Every record below should be printed exactly as it appears.

________________

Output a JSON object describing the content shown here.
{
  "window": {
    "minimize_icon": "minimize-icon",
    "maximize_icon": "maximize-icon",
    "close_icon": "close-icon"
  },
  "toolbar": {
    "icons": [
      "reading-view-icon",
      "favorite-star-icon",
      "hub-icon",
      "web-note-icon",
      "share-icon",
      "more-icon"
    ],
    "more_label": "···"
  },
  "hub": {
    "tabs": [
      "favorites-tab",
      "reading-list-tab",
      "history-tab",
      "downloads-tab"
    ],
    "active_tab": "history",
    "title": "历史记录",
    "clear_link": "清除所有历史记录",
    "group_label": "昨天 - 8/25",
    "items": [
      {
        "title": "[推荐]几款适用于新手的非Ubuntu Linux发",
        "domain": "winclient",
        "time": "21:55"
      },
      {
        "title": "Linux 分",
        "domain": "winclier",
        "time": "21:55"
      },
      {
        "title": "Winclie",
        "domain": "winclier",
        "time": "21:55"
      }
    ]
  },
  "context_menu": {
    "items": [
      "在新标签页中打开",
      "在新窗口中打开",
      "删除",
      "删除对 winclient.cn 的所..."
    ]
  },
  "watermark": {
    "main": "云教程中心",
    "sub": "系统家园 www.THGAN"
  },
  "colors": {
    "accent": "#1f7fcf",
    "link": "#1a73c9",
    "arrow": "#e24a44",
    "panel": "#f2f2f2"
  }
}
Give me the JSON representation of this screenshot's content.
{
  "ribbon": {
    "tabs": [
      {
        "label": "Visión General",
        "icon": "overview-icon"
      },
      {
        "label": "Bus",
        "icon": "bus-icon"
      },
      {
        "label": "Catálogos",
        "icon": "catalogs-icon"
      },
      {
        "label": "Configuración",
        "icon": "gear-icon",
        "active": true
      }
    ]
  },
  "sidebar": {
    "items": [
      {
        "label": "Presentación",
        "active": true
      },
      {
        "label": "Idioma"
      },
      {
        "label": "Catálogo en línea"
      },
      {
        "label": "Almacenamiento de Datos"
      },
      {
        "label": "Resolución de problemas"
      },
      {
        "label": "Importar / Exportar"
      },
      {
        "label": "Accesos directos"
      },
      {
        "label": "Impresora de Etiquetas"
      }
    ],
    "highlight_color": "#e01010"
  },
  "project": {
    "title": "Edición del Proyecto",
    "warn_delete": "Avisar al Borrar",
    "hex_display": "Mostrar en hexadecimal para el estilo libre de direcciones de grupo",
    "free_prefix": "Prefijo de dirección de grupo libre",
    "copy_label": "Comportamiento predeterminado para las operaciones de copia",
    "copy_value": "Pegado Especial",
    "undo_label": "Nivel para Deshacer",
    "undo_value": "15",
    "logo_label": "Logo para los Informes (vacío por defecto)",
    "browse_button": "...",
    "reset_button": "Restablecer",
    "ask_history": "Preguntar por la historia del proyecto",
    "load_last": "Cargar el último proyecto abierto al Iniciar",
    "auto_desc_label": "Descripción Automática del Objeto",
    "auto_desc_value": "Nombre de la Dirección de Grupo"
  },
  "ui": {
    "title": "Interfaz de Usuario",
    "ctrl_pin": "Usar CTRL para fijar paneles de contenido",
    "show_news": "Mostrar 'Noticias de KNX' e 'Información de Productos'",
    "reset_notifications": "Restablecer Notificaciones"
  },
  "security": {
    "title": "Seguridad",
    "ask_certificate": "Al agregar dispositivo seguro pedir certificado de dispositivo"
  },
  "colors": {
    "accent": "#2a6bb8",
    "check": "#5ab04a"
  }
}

________________

• _SOLUTION TO THE EXERCISE_
Output a JSON object describing the content shown here.
{
  "window": {
    "minimize_icon": "minimize-icon",
    "maximize_icon": "maximize-icon",
    "close_icon": "close-icon"
  },
  "toolbar": {
    "icons": [
      "reading-view-icon",
      "favorite-star-icon",
      "hub-icon",
      "web-note-icon",
      "share-icon",
      "more-icon"
    ],
    "more_label": "···"
  },
  "hub": {
    "tabs": [
      "favorites-tab",
      "reading-list-tab",
      "history-tab",
      "downloads-tab"
    ],
    "active_tab": "history",
    "title": "历史记录",
    "clear_link": "清除所有历史记录",
    "group_label": "昨天 - 8/25",
    "items": [
      {
        "title": "[推荐]几款适用于新手的非Ubuntu Linux发",
        "domain": "winclient",
        "time": "21:55"
      },
      {
        "title": "Linux 分",
        "domain": "winclier",
        "time": "21:55"
      },
      {
        "title": "Winclie",
        "domain": "winclier",
        "time": "21:55"
      }
    ]
  },
  "context_menu": {
    "items": [
      "在新标签页中打开",
      "在新窗口中打开",
      "删除",
      "删除对 winclient.cn 的所..."
    ]
  },
  "watermark": {
    "main": "云教程中心",
    "sub": "系统家园 www.THGAN"
  },
  "colors": {
    "accent": "#1f7fcf",
    "link": "#1a73c9",
    "arrow": "#e24a44",
    "panel": "#f2f2f2"
  }
}
Give me the JSON representation of this screenshot's content.
{
  "ribbon": {
    "tabs": [
      {
        "label": "Visión General",
        "icon": "overview-icon"
      },
      {
        "label": "Bus",
        "icon": "bus-icon"
      },
      {
        "label": "Catálogos",
        "icon": "catalogs-icon"
      },
      {
        "label": "Configuración",
        "icon": "gear-icon",
        "active": true
      }
    ]
  },
  "sidebar": {
    "items": [
      {
        "label": "Presentación",
        "active": true
      },
      {
        "label": "Idioma"
      },
      {
        "label": "Catálogo en línea"
      },
      {
        "label": "Almacenamiento de Datos"
      },
      {
        "label": "Resolución de problemas"
      },
      {
        "label": "Importar / Exportar"
      },
      {
        "label": "Accesos directos"
      },
      {
        "label": "Impresora de Etiquetas"
      }
    ],
    "highlight_color": "#e01010"
  },
  "project": {
    "title": "Edición del Proyecto",
    "warn_delete": "Avisar al Borrar",
    "hex_display": "Mostrar en hexadecimal para el estilo libre de direcciones de grupo",
    "free_prefix": "Prefijo de dirección de grupo libre",
    "copy_label": "Comportamiento predeterminado para las operaciones de copia",
    "copy_value": "Pegado Especial",
    "undo_label": "Nivel para Deshacer",
    "undo_value": "15",
    "logo_label": "Logo para los Informes (vacío por defecto)",
    "browse_button": "...",
    "reset_button": "Restablecer",
    "ask_history": "Preguntar por la historia del proyecto",
    "load_last": "Cargar el último proyecto abierto al Iniciar",
    "auto_desc_label": "Descripción Automática del Objeto",
    "auto_desc_value": "Nombre de la Dirección de Grupo"
  },
  "ui": {
    "title": "Interfaz de Usuario",
    "ctrl_pin": "Usar CTRL para fijar paneles de contenido",
    "show_news": "Mostrar 'Noticias de KNX' e 'Información de Productos'",
    "reset_notifications": "Restablecer Notificaciones"
  },
  "security": {
    "title": "Seguridad",
    "ask_certificate": "Al agregar dispositivo seguro pedir certificado de dispositivo"
  },
  "colors": {
    "accent": "#2a6bb8",
    "check": "#5ab04a"
  }
}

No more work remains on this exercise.